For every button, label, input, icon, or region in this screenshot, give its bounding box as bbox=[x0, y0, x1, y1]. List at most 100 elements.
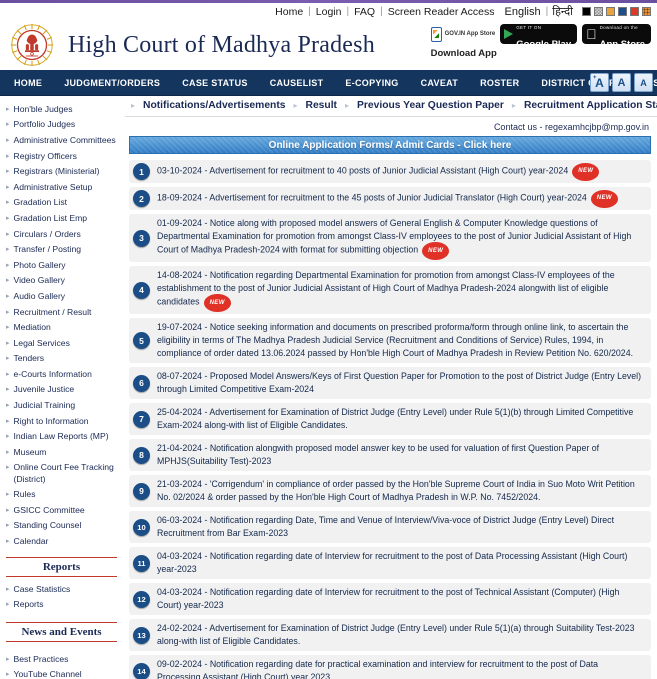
nav-item-case-status[interactable]: CASE STATUS bbox=[171, 70, 258, 96]
font-normal-button[interactable]: A bbox=[612, 73, 631, 92]
sidebar-item-youtube-channel[interactable]: ▸ YouTube Channel bbox=[0, 668, 125, 679]
sidebar-item-circulars-orders[interactable]: ▸ Circulars / Orders bbox=[0, 227, 125, 243]
sidebar-item-calendar[interactable]: ▸ Calendar bbox=[0, 534, 125, 550]
notice-list: 1 03-10-2024 - Advertisement for recruit… bbox=[125, 160, 657, 679]
notice-text[interactable]: 06-03-2024 - Notification regarding Date… bbox=[157, 514, 643, 540]
app-badge-row: GOV.IN App Store GET IT ON Google Play … bbox=[430, 24, 651, 50]
sidebar-item-gsicc-committee[interactable]: ▸ GSICC Committee bbox=[0, 503, 125, 519]
gov-app-store-badge[interactable]: GOV.IN App Store bbox=[430, 26, 495, 42]
state-emblem-icon bbox=[10, 23, 54, 67]
theme-swatch-amber[interactable] bbox=[606, 7, 615, 16]
notice-text[interactable]: 19-07-2024 - Notice seeking information … bbox=[157, 321, 643, 360]
chevron-right-icon: ▸ bbox=[6, 152, 10, 160]
font-decrease-button[interactable]: A bbox=[634, 73, 653, 92]
sidebar-item-mediation[interactable]: ▸ Mediation bbox=[0, 320, 125, 336]
google-play-badge[interactable]: GET IT ON Google Play bbox=[500, 24, 578, 50]
utility-link-screen-reader-access[interactable]: Screen Reader Access bbox=[383, 6, 500, 18]
notice-text[interactable]: 01-09-2024 - Notice along with proposed … bbox=[157, 217, 643, 259]
sidebar-item-administrative-setup[interactable]: ▸ Administrative Setup bbox=[0, 180, 125, 196]
notice-text[interactable]: 25-04-2024 - Advertisement for Examinati… bbox=[157, 406, 643, 432]
notice-body: 18-09-2024 - Advertisement for recruitme… bbox=[157, 192, 587, 202]
sidebar-item-judicial-training[interactable]: ▸ Judicial Training bbox=[0, 398, 125, 414]
new-badge: NEW bbox=[204, 295, 230, 311]
sidebar-item-gradation-list-emp[interactable]: ▸ Gradation List Emp bbox=[0, 211, 125, 227]
theme-swatch-orange-dots[interactable] bbox=[642, 7, 651, 16]
online-application-banner[interactable]: Online Application Forms/ Admit Cards - … bbox=[129, 136, 651, 154]
utility-link-home[interactable]: Home bbox=[270, 6, 308, 18]
notice-text[interactable]: 09-02-2024 - Notification regarding date… bbox=[157, 658, 643, 679]
sidebar-item-online-court-fee-tracking[interactable]: ▸ Online Court Fee Tracking (District) bbox=[0, 461, 125, 488]
sidebar-item-registry-officers[interactable]: ▸ Registry Officers bbox=[0, 149, 125, 165]
sidebar-item-label: YouTube Channel bbox=[13, 669, 82, 679]
tab-previous-year-question-paper[interactable]: Previous Year Question Paper bbox=[353, 100, 508, 111]
sidebar-item-registrars-ministerial[interactable]: ▸ Registrars (Ministerial) bbox=[0, 164, 125, 180]
theme-swatch-checkered[interactable] bbox=[594, 7, 603, 16]
sidebar-item-label: Judicial Training bbox=[13, 400, 76, 411]
notice-text[interactable]: 04-03-2024 - Notification regarding date… bbox=[157, 586, 643, 612]
notice-text[interactable]: 08-07-2024 - Proposed Model Answers/Keys… bbox=[157, 370, 643, 396]
sidebar-item-standing-counsel[interactable]: ▸ Standing Counsel bbox=[0, 519, 125, 535]
sidebar-item-label: Portfolio Judges bbox=[13, 119, 76, 130]
sidebar-item-e-courts-information[interactable]: ▸ e-Courts Information bbox=[0, 367, 125, 383]
notice-text[interactable]: 04-03-2024 - Notification regarding date… bbox=[157, 550, 643, 576]
nav-item-causelist[interactable]: CAUSELIST bbox=[259, 70, 335, 96]
notice-text[interactable]: 21-04-2024 - Notification alongwith prop… bbox=[157, 442, 643, 468]
chevron-right-icon: ▸ bbox=[6, 121, 10, 129]
apple-app-store-badge[interactable]:  Download on the App Store bbox=[582, 24, 651, 50]
sidebar-heading-reports: Reports bbox=[6, 556, 117, 577]
sidebar-item-photo-gallery[interactable]: ▸ Photo Gallery bbox=[0, 258, 125, 274]
sidebar-item-label: Administrative Committees bbox=[13, 134, 116, 145]
sidebar-item-gradation-list[interactable]: ▸ Gradation List bbox=[0, 196, 125, 212]
nav-item-e-copying[interactable]: E-COPYING bbox=[334, 70, 409, 96]
sidebar-item-reports[interactable]: ▸ Reports bbox=[0, 597, 125, 613]
sidebar-item-case-statistics[interactable]: ▸ Case Statistics bbox=[0, 582, 125, 598]
sidebar-item-juvenile-justice[interactable]: ▸ Juvenile Justice bbox=[0, 383, 125, 399]
sidebar-item-best-practices[interactable]: ▸ Best Practices bbox=[0, 652, 125, 668]
font-increase-button[interactable]: + A bbox=[590, 73, 609, 92]
notice-row: 6 08-07-2024 - Proposed Model Answers/Ke… bbox=[129, 367, 651, 399]
sidebar-item-portfolio-judges[interactable]: ▸ Portfolio Judges bbox=[0, 118, 125, 134]
theme-swatch-blue[interactable] bbox=[618, 7, 627, 16]
nav-item-judgment-orders[interactable]: JUDGMENT/ORDERS bbox=[53, 70, 171, 96]
chevron-right-icon: ▸ bbox=[6, 136, 10, 144]
tab-recruitment-application-status[interactable]: Recruitment Application Status bbox=[520, 100, 657, 111]
nav-item-roster[interactable]: ROSTER bbox=[469, 70, 530, 96]
notice-text[interactable]: 03-10-2024 - Advertisement for recruitme… bbox=[157, 163, 599, 180]
sidebar-item-label: Gradation List bbox=[13, 197, 68, 208]
sidebar-item-administrative-committees[interactable]: ▸ Administrative Committees bbox=[0, 133, 125, 149]
sidebar-item-indian-law-reports-mp[interactable]: ▸ Indian Law Reports (MP) bbox=[0, 429, 125, 445]
font-decrease-label: A bbox=[640, 77, 647, 88]
sidebar-item-recruitment-result[interactable]: ▸ Recruitment / Result bbox=[0, 305, 125, 321]
sidebar-item-label: Audio Gallery bbox=[13, 290, 66, 301]
utility-link-faq[interactable]: FAQ bbox=[349, 6, 380, 18]
tab-notifications-advertisements[interactable]: Notifications/Advertisements bbox=[139, 100, 289, 111]
sidebar-item-museum[interactable]: ▸ Museum bbox=[0, 445, 125, 461]
sidebar-item-rules[interactable]: ▸ Rules bbox=[0, 487, 125, 503]
sidebar-item-label: Online Court Fee Tracking (District) bbox=[13, 462, 114, 485]
sidebar-item-label: Hon'ble Judges bbox=[13, 103, 73, 114]
utility-link-login[interactable]: Login bbox=[311, 6, 347, 18]
page-title: High Court of Madhya Pradesh bbox=[68, 31, 375, 58]
sidebar-item-video-gallery[interactable]: ▸ Video Gallery bbox=[0, 274, 125, 290]
sidebar-item-transfer-posting[interactable]: ▸ Transfer / Posting bbox=[0, 242, 125, 258]
notice-row: 4 14-08-2024 - Notification regarding De… bbox=[129, 266, 651, 314]
sidebar-item-honble-judges[interactable]: ▸ Hon'ble Judges bbox=[0, 102, 125, 118]
sidebar-item-right-to-information[interactable]: ▸ Right to Information bbox=[0, 414, 125, 430]
nav-item-caveat[interactable]: CAVEAT bbox=[410, 70, 469, 96]
notice-number: 3 bbox=[133, 229, 150, 247]
sidebar-item-audio-gallery[interactable]: ▸ Audio Gallery bbox=[0, 289, 125, 305]
sidebar-item-label: Right to Information bbox=[13, 415, 89, 426]
theme-swatch-red[interactable] bbox=[630, 7, 639, 16]
sidebar-item-legal-services[interactable]: ▸ Legal Services bbox=[0, 336, 125, 352]
notice-text[interactable]: 14-08-2024 - Notification regarding Depa… bbox=[157, 269, 643, 311]
notice-text[interactable]: 18-09-2024 - Advertisement for recruitme… bbox=[157, 190, 617, 207]
page-body: ▸ Hon'ble Judges ▸ Portfolio Judges ▸ Admin… bbox=[0, 96, 657, 679]
contact-email-link[interactable]: regexamhcjbp@mp.gov.in bbox=[545, 122, 649, 132]
notice-text[interactable]: 24-02-2024 - Advertisement for Examinati… bbox=[157, 622, 643, 648]
nav-item-home[interactable]: HOME bbox=[0, 70, 53, 96]
tab-result[interactable]: Result bbox=[302, 100, 341, 111]
theme-swatch-black[interactable] bbox=[582, 7, 591, 16]
sidebar-item-tenders[interactable]: ▸ Tenders bbox=[0, 352, 125, 368]
notice-text[interactable]: 21-03-2024 - 'Corrigendum' in compliance… bbox=[157, 478, 643, 504]
chevron-right-icon: ▸ bbox=[6, 261, 10, 269]
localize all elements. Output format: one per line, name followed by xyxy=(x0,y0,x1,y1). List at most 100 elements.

Task prompt: Return, without alteration, the lines of the listing starting with the line that contains "nav-item-case-status[interactable]: CASE STATUS" and continuing through the line that contains "notice-list: 1 03-10-2024", including both of those lines.

The answer:
nav-item-case-status[interactable]: CASE STATUS bbox=[171, 70, 258, 96]
font-normal-button[interactable]: A bbox=[612, 73, 631, 92]
sidebar-item-youtube-channel[interactable]: ▸ YouTube Channel bbox=[0, 668, 125, 679]
sidebar-item-circulars-orders[interactable]: ▸ Circulars / Orders bbox=[0, 227, 125, 243]
sidebar-item-calendar[interactable]: ▸ Calendar bbox=[0, 534, 125, 550]
notice-list: 1 03-10-2024 - Advertisement for recruit… bbox=[125, 160, 657, 679]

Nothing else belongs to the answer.